* **Exercise requirements**: Lines that contain the string "archivo" are to be copied; leave out all others.

── Record extracts

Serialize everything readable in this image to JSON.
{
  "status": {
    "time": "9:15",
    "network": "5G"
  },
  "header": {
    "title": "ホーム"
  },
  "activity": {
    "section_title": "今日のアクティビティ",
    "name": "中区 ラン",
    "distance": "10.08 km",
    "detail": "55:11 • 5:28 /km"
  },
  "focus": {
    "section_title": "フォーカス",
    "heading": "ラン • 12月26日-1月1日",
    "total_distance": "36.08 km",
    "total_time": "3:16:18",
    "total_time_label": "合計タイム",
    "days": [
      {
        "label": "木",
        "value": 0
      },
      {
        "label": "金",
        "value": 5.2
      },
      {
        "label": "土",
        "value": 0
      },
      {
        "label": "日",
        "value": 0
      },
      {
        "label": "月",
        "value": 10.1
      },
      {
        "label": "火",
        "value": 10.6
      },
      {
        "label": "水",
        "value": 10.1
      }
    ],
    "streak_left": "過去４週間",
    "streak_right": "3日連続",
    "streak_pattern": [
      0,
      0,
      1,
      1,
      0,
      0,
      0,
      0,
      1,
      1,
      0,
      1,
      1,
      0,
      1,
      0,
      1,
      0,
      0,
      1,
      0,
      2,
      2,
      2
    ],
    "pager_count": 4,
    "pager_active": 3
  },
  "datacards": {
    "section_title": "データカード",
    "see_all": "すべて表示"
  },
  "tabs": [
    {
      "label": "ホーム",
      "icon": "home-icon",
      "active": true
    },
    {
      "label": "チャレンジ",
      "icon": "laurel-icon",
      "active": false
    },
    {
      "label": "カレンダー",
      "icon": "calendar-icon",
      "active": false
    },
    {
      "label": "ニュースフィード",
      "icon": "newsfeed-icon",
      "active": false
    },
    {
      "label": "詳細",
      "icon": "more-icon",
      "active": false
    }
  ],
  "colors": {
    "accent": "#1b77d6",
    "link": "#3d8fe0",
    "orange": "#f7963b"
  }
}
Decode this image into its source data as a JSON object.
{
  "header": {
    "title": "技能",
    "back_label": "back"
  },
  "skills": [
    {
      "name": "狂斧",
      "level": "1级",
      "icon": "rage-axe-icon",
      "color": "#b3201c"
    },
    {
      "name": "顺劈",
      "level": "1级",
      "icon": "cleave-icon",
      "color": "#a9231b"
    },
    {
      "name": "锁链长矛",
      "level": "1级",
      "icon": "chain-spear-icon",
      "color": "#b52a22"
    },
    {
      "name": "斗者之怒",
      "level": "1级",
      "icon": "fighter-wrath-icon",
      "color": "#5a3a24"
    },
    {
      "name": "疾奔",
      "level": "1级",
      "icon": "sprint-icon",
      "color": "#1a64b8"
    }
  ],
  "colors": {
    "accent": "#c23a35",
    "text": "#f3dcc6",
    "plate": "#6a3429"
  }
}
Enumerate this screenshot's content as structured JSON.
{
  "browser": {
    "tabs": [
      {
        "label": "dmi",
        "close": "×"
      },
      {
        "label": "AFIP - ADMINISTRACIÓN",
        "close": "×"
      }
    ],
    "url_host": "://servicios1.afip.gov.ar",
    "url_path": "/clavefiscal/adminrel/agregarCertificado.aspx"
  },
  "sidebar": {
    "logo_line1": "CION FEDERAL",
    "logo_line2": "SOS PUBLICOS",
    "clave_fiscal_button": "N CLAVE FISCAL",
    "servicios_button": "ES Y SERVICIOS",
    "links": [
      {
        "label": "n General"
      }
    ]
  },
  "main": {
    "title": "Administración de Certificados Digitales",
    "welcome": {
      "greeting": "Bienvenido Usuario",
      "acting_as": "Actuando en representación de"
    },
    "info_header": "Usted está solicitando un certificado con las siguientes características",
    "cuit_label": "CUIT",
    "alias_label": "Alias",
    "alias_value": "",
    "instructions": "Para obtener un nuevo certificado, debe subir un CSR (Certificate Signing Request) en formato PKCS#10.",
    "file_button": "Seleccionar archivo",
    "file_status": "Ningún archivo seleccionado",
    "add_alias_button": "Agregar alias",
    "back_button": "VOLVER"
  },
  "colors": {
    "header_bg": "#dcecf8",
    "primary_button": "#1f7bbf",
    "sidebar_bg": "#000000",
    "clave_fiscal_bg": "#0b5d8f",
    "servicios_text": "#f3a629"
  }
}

────

* **Response to this task**:
    "file_button": "Seleccionar archivo",
    "file_status": "Ningún archivo seleccionado",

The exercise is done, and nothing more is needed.